## begin Given records

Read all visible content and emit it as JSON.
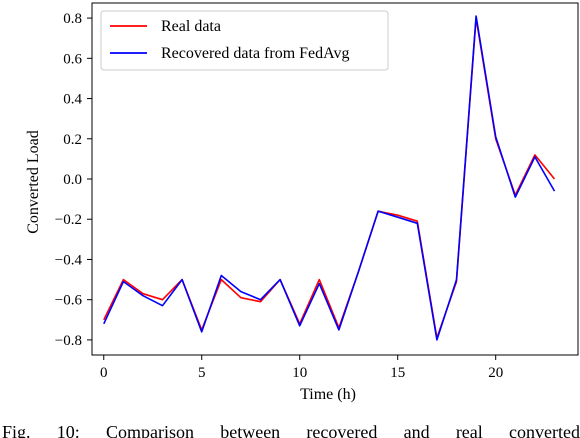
{
  "chart_data": {
    "type": "line",
    "xlabel": "Time (h)",
    "ylabel": "Converted Load",
    "xlim": [
      -0.6,
      24.2
    ],
    "ylim": [
      -0.875,
      0.875
    ],
    "xticks": [
      0,
      5,
      10,
      15,
      20
    ],
    "yticks": [
      -0.8,
      -0.6,
      -0.4,
      -0.2,
      0.0,
      0.2,
      0.4,
      0.6,
      0.8
    ],
    "xtick_labels": [
      "0",
      "5",
      "10",
      "15",
      "20"
    ],
    "ytick_labels": [
      "−0.8",
      "−0.6",
      "−0.4",
      "−0.2",
      "0.0",
      "0.2",
      "0.4",
      "0.6",
      "0.8"
    ],
    "grid": false,
    "legend_position": "top-left",
    "x": [
      0,
      1,
      2,
      3,
      4,
      5,
      6,
      7,
      8,
      9,
      10,
      11,
      12,
      13,
      14,
      15,
      16,
      17,
      18,
      19,
      20,
      21,
      22,
      23
    ],
    "series": [
      {
        "name": "Real data",
        "color": "#ff0000",
        "values": [
          -0.7,
          -0.5,
          -0.57,
          -0.6,
          -0.5,
          -0.75,
          -0.5,
          -0.59,
          -0.61,
          -0.5,
          -0.72,
          -0.5,
          -0.74,
          -0.46,
          -0.16,
          -0.18,
          -0.21,
          -0.79,
          -0.51,
          0.8,
          0.2,
          -0.08,
          0.12,
          0.0
        ]
      },
      {
        "name": "Recovered data from FedAvg",
        "color": "#0000ff",
        "values": [
          -0.72,
          -0.51,
          -0.58,
          -0.63,
          -0.5,
          -0.76,
          -0.48,
          -0.56,
          -0.6,
          -0.5,
          -0.73,
          -0.52,
          -0.75,
          -0.46,
          -0.16,
          -0.19,
          -0.22,
          -0.8,
          -0.5,
          0.81,
          0.21,
          -0.09,
          0.11,
          -0.06
        ]
      }
    ]
  },
  "caption_text": "Fig. 10: Comparison between recovered and real converted"
}
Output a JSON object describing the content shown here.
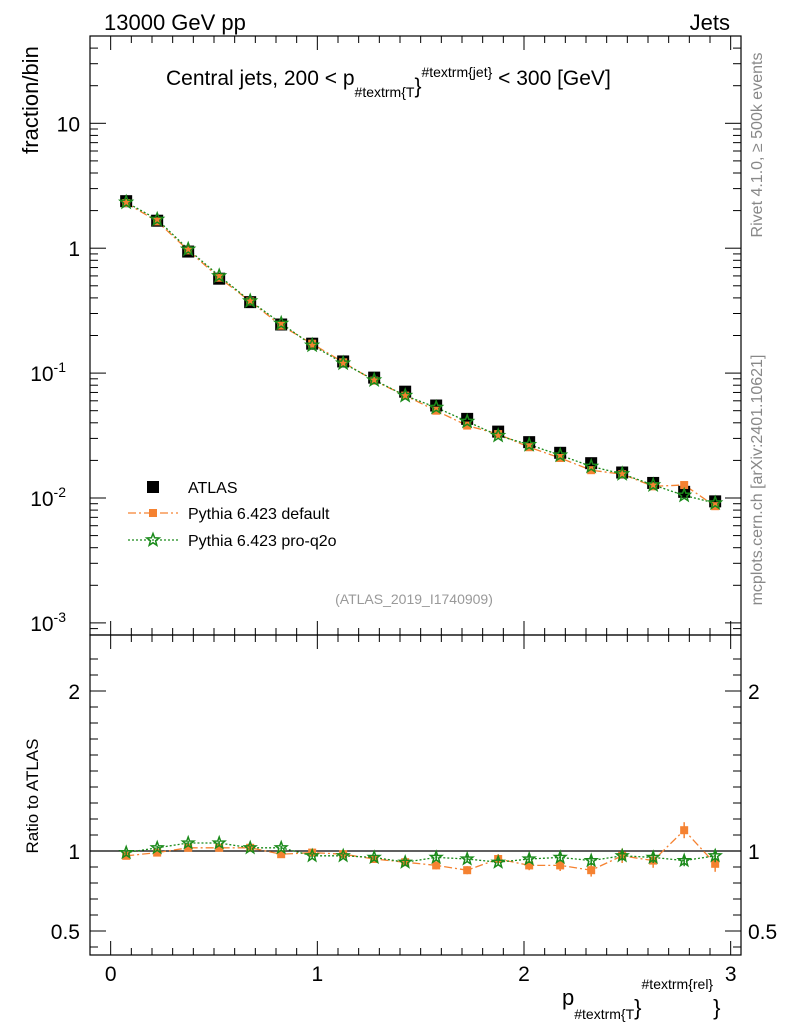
{
  "header": {
    "left": "13000 GeV pp",
    "right": "Jets"
  },
  "side_labels": {
    "top": "Rivet 4.1.0, ≥ 500k events",
    "bottom": "mcplots.cern.ch [arXiv:2401.10621]"
  },
  "watermark": "(ATLAS_2019_I1740909)",
  "colors": {
    "atlas": "#000000",
    "default": "#f58231",
    "proq2o": "#1a8a1a"
  },
  "chart_data": {
    "type": "scatter",
    "title": {
      "main": "Central jets, 200 < p",
      "sub": "#textrm{T",
      "sup": "#textrm{jet}",
      "tail": " < 300 [GeV]"
    },
    "xlabel": {
      "main": "p",
      "sub": "#textrm{T",
      "sup": "#textrm{rel}"
    },
    "ylabel_top": "fraction/bin",
    "ylabel_bottom": "Ratio to ATLAS",
    "xlim": [
      -0.1,
      3.05
    ],
    "ylim_top": [
      0.0008,
      50
    ],
    "ylim_bottom": [
      0.35,
      2.35
    ],
    "x_ticks": [
      "0",
      "1",
      "2",
      "3"
    ],
    "y_ticks_top": [
      {
        "base": "10",
        "exp": "-3"
      },
      {
        "base": "10",
        "exp": "-2"
      },
      {
        "base": "10",
        "exp": "-1"
      },
      {
        "base": "1",
        "exp": ""
      },
      {
        "base": "10",
        "exp": ""
      }
    ],
    "y_ticks_bottom": [
      "0.5",
      "1",
      "2"
    ],
    "x": [
      0.075,
      0.225,
      0.375,
      0.525,
      0.675,
      0.825,
      0.975,
      1.125,
      1.275,
      1.425,
      1.575,
      1.725,
      1.875,
      2.025,
      2.175,
      2.325,
      2.475,
      2.625,
      2.775,
      2.925
    ],
    "series": [
      {
        "name": "ATLAS",
        "marker": "square",
        "values": [
          2.38,
          1.66,
          0.94,
          0.57,
          0.37,
          0.245,
          0.172,
          0.124,
          0.092,
          0.071,
          0.055,
          0.043,
          0.034,
          0.028,
          0.023,
          0.019,
          0.016,
          0.0132,
          0.0112,
          0.0094
        ]
      },
      {
        "name": "Pythia 6.423 default",
        "marker": "square-small",
        "dash": "dashdot",
        "values": [
          2.3,
          1.64,
          0.96,
          0.58,
          0.375,
          0.24,
          0.172,
          0.122,
          0.087,
          0.066,
          0.05,
          0.038,
          0.0325,
          0.0255,
          0.0209,
          0.0167,
          0.0155,
          0.0124,
          0.0127,
          0.0086
        ]
      },
      {
        "name": "Pythia 6.423 pro-q2o",
        "marker": "star",
        "dash": "dotted",
        "values": [
          2.33,
          1.7,
          0.98,
          0.6,
          0.378,
          0.25,
          0.167,
          0.12,
          0.088,
          0.066,
          0.053,
          0.041,
          0.0316,
          0.0267,
          0.022,
          0.0179,
          0.0156,
          0.0127,
          0.0105,
          0.0091
        ]
      }
    ],
    "ratio_series": [
      {
        "name": "Pythia 6.423 default",
        "values": [
          0.97,
          0.99,
          1.02,
          1.02,
          1.02,
          0.98,
          0.99,
          0.98,
          0.95,
          0.93,
          0.91,
          0.88,
          0.95,
          0.91,
          0.91,
          0.88,
          0.97,
          0.94,
          1.13,
          0.92
        ],
        "errors": [
          0.015,
          0.015,
          0.015,
          0.015,
          0.015,
          0.015,
          0.015,
          0.015,
          0.02,
          0.02,
          0.025,
          0.025,
          0.03,
          0.03,
          0.035,
          0.04,
          0.045,
          0.045,
          0.05,
          0.05
        ]
      },
      {
        "name": "Pythia 6.423 pro-q2o",
        "values": [
          0.99,
          1.02,
          1.05,
          1.05,
          1.02,
          1.02,
          0.97,
          0.97,
          0.96,
          0.93,
          0.96,
          0.95,
          0.93,
          0.95,
          0.96,
          0.94,
          0.97,
          0.96,
          0.94,
          0.97
        ],
        "errors": [
          0.012,
          0.012,
          0.012,
          0.012,
          0.012,
          0.012,
          0.012,
          0.012,
          0.015,
          0.015,
          0.02,
          0.02,
          0.02,
          0.025,
          0.025,
          0.03,
          0.03,
          0.035,
          0.035,
          0.04
        ]
      }
    ],
    "legend_position": "lower-left"
  }
}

## end Given records

§ **Goal**
Leaving all pictures aside, quote each record exactly.

§ **Response for this exercise**
Read all visible content and emit it as JSON.
{
  "chart_data": {
    "type": "line",
    "xlabel": "Time (h)",
    "ylabel": "Converted Load",
    "xlim": [
      -0.6,
      24.2
    ],
    "ylim": [
      -0.875,
      0.875
    ],
    "xticks": [
      0,
      5,
      10,
      15,
      20
    ],
    "yticks": [
      -0.8,
      -0.6,
      -0.4,
      -0.2,
      0.0,
      0.2,
      0.4,
      0.6,
      0.8
    ],
    "xtick_labels": [
      "0",
      "5",
      "10",
      "15",
      "20"
    ],
    "ytick_labels": [
      "−0.8",
      "−0.6",
      "−0.4",
      "−0.2",
      "0.0",
      "0.2",
      "0.4",
      "0.6",
      "0.8"
    ],
    "grid": false,
    "legend_position": "top-left",
    "x": [
      0,
      1,
      2,
      3,
      4,
      5,
      6,
      7,
      8,
      9,
      10,
      11,
      12,
      13,
      14,
      15,
      16,
      17,
      18,
      19,
      20,
      21,
      22,
      23
    ],
    "series": [
      {
        "name": "Real data",
        "color": "#ff0000",
        "values": [
          -0.7,
          -0.5,
          -0.57,
          -0.6,
          -0.5,
          -0.75,
          -0.5,
          -0.59,
          -0.61,
          -0.5,
          -0.72,
          -0.5,
          -0.74,
          -0.46,
          -0.16,
          -0.18,
          -0.21,
          -0.79,
          -0.51,
          0.8,
          0.2,
          -0.08,
          0.12,
          0.0
        ]
      },
      {
        "name": "Recovered data from FedAvg",
        "color": "#0000ff",
        "values": [
          -0.72,
          -0.51,
          -0.58,
          -0.63,
          -0.5,
          -0.76,
          -0.48,
          -0.56,
          -0.6,
          -0.5,
          -0.73,
          -0.52,
          -0.75,
          -0.46,
          -0.16,
          -0.19,
          -0.22,
          -0.8,
          -0.5,
          0.81,
          0.21,
          -0.09,
          0.11,
          -0.06
        ]
      }
    ]
  },
  "caption_text": "Fig. 10: Comparison between recovered and real converted"
}
Output a JSON object describing the content shown here.
{
  "header": {
    "left": "13000 GeV pp",
    "right": "Jets"
  },
  "side_labels": {
    "top": "Rivet 4.1.0, ≥ 500k events",
    "bottom": "mcplots.cern.ch [arXiv:2401.10621]"
  },
  "watermark": "(ATLAS_2019_I1740909)",
  "colors": {
    "atlas": "#000000",
    "default": "#f58231",
    "proq2o": "#1a8a1a"
  },
  "chart_data": {
    "type": "scatter",
    "title": {
      "main": "Central jets, 200 < p",
      "sub": "#textrm{T",
      "sup": "#textrm{jet}",
      "tail": " < 300 [GeV]"
    },
    "xlabel": {
      "main": "p",
      "sub": "#textrm{T",
      "sup": "#textrm{rel}"
    },
    "ylabel_top": "fraction/bin",
    "ylabel_bottom": "Ratio to ATLAS",
    "xlim": [
      -0.1,
      3.05
    ],
    "ylim_top": [
      0.0008,
      50
    ],
    "ylim_bottom": [
      0.35,
      2.35
    ],
    "x_ticks": [
      "0",
      "1",
      "2",
      "3"
    ],
    "y_ticks_top": [
      {
        "base": "10",
        "exp": "-3"
      },
      {
        "base": "10",
        "exp": "-2"
      },
      {
        "base": "10",
        "exp": "-1"
      },
      {
        "base": "1",
        "exp": ""
      },
      {
        "base": "10",
        "exp": ""
      }
    ],
    "y_ticks_bottom": [
      "0.5",
      "1",
      "2"
    ],
    "x": [
      0.075,
      0.225,
      0.375,
      0.525,
      0.675,
      0.825,
      0.975,
      1.125,
      1.275,
      1.425,
      1.575,
      1.725,
      1.875,
      2.025,
      2.175,
      2.325,
      2.475,
      2.625,
      2.775,
      2.925
    ],
    "series": [
      {
        "name": "ATLAS",
        "marker": "square",
        "values": [
          2.38,
          1.66,
          0.94,
          0.57,
          0.37,
          0.245,
          0.172,
          0.124,
          0.092,
          0.071,
          0.055,
          0.043,
          0.034,
          0.028,
          0.023,
          0.019,
          0.016,
          0.0132,
          0.0112,
          0.0094
        ]
      },
      {
        "name": "Pythia 6.423 default",
        "marker": "square-small",
        "dash": "dashdot",
        "values": [
          2.3,
          1.64,
          0.96,
          0.58,
          0.375,
          0.24,
          0.172,
          0.122,
          0.087,
          0.066,
          0.05,
          0.038,
          0.0325,
          0.0255,
          0.0209,
          0.0167,
          0.0155,
          0.0124,
          0.0127,
          0.0086
        ]
      },
      {
        "name": "Pythia 6.423 pro-q2o",
        "marker": "star",
        "dash": "dotted",
        "values": [
          2.33,
          1.7,
          0.98,
          0.6,
          0.378,
          0.25,
          0.167,
          0.12,
          0.088,
          0.066,
          0.053,
          0.041,
          0.0316,
          0.0267,
          0.022,
          0.0179,
          0.0156,
          0.0127,
          0.0105,
          0.0091
        ]
      }
    ],
    "ratio_series": [
      {
        "name": "Pythia 6.423 default",
        "values": [
          0.97,
          0.99,
          1.02,
          1.02,
          1.02,
          0.98,
          0.99,
          0.98,
          0.95,
          0.93,
          0.91,
          0.88,
          0.95,
          0.91,
          0.91,
          0.88,
          0.97,
          0.94,
          1.13,
          0.92
        ],
        "errors": [
          0.015,
          0.015,
          0.015,
          0.015,
          0.015,
          0.015,
          0.015,
          0.015,
          0.02,
          0.02,
          0.025,
          0.025,
          0.03,
          0.03,
          0.035,
          0.04,
          0.045,
          0.045,
          0.05,
          0.05
        ]
      },
      {
        "name": "Pythia 6.423 pro-q2o",
        "values": [
          0.99,
          1.02,
          1.05,
          1.05,
          1.02,
          1.02,
          0.97,
          0.97,
          0.96,
          0.93,
          0.96,
          0.95,
          0.93,
          0.95,
          0.96,
          0.94,
          0.97,
          0.96,
          0.94,
          0.97
        ],
        "errors": [
          0.012,
          0.012,
          0.012,
          0.012,
          0.012,
          0.012,
          0.012,
          0.012,
          0.015,
          0.015,
          0.02,
          0.02,
          0.02,
          0.025,
          0.025,
          0.03,
          0.03,
          0.035,
          0.035,
          0.04
        ]
      }
    ],
    "legend_position": "lower-left"
  }
}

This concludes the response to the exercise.